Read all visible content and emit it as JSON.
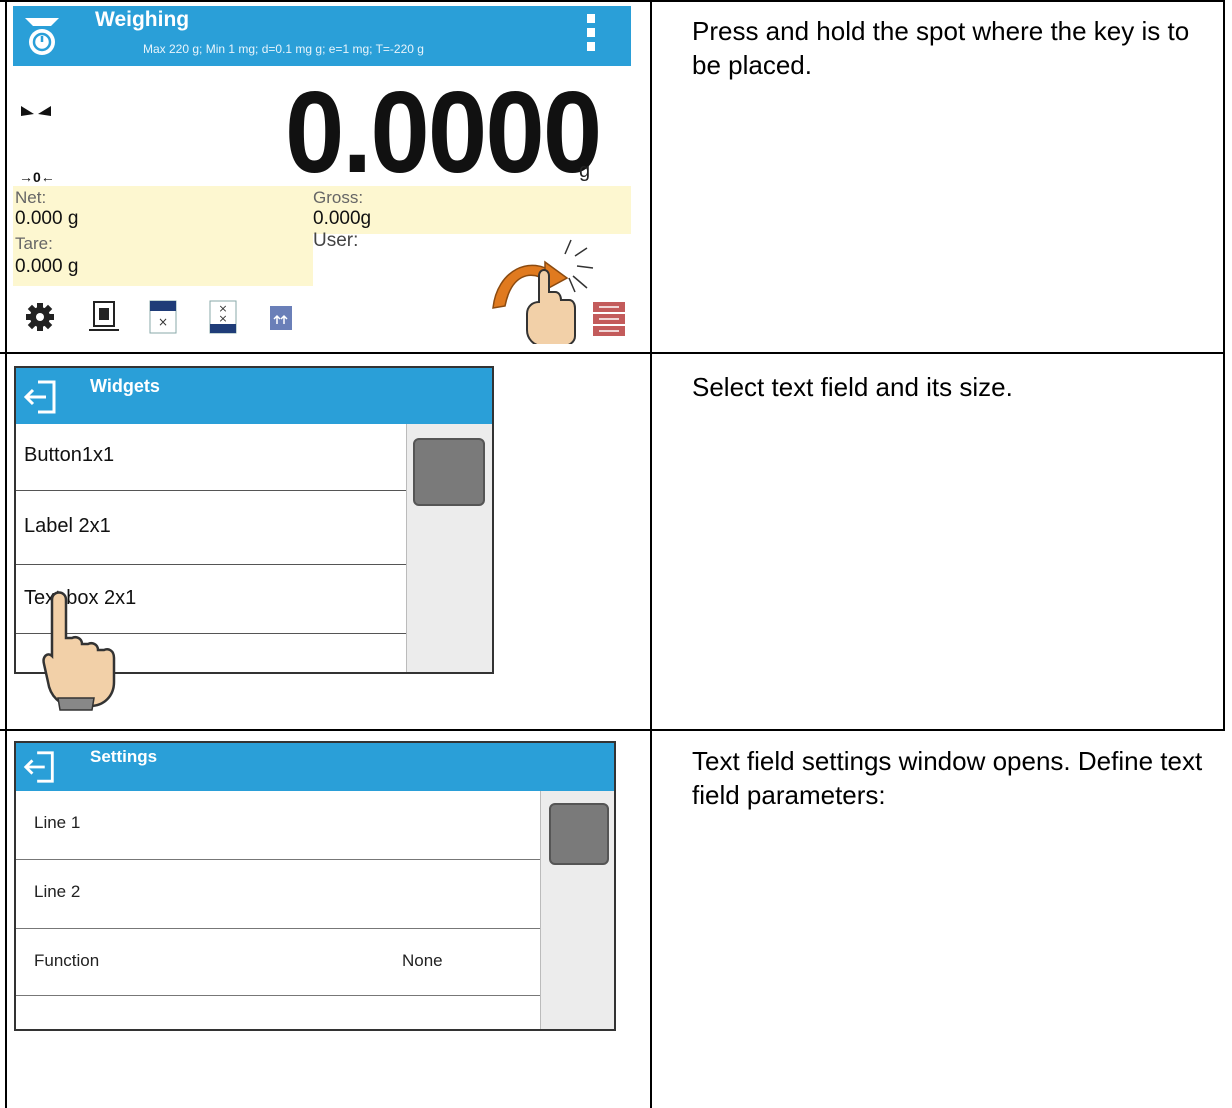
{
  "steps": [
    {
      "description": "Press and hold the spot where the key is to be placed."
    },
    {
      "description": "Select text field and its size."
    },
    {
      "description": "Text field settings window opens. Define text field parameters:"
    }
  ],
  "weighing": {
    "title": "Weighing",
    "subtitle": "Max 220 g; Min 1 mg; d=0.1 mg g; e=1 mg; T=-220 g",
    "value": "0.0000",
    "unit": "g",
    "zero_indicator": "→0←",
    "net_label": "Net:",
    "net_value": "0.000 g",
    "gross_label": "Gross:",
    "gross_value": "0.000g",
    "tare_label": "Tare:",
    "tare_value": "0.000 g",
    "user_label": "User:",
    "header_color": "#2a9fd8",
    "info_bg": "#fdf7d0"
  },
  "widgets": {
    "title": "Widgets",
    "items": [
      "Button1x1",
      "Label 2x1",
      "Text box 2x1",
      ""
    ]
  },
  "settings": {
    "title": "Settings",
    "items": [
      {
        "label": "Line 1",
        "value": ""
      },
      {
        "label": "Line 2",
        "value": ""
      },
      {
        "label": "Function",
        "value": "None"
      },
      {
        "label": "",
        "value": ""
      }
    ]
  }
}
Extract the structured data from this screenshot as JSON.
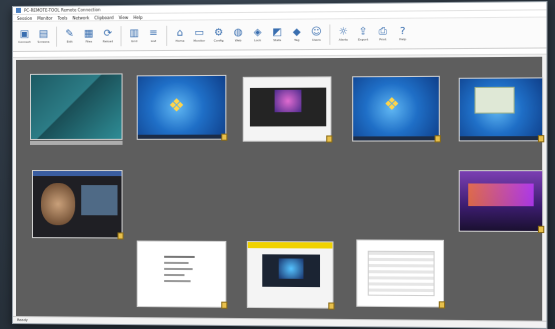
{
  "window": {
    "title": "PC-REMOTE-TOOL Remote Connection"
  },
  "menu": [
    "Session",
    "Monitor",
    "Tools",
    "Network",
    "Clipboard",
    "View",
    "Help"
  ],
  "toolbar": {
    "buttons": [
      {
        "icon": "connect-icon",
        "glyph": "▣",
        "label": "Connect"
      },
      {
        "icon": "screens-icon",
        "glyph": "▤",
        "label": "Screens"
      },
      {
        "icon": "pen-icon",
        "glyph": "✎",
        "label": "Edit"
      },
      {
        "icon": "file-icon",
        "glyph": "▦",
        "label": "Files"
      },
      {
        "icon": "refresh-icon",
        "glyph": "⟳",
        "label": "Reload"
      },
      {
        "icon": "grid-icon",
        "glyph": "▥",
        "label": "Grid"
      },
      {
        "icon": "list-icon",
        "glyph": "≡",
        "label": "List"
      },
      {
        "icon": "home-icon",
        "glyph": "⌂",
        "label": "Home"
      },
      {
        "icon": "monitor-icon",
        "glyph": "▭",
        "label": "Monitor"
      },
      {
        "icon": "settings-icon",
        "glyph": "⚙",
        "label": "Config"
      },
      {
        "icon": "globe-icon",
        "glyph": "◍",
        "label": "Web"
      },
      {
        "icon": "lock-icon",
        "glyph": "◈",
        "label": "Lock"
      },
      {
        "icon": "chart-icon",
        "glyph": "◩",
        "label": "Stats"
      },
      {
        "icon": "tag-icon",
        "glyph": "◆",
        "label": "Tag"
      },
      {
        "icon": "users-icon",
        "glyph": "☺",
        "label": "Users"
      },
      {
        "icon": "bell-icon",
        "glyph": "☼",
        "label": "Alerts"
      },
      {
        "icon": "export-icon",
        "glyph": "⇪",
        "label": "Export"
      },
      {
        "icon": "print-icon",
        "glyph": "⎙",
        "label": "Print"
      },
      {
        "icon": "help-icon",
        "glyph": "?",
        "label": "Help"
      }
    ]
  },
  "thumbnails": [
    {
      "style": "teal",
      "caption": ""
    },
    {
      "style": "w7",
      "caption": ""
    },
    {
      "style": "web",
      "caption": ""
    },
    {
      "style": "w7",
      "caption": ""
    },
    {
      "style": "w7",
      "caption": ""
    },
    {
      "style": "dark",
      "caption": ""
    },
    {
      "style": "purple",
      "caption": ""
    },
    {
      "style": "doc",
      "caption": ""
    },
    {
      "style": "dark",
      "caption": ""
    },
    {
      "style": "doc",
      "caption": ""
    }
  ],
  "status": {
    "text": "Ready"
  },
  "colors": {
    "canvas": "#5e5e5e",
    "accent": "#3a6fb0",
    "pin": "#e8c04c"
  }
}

====================

# Written task
Spot every line that holds "JSON" and copy it.

# Worked solution
Read all visible content and emit it as JSON.
Extract the structured data from this screenshot as JSON.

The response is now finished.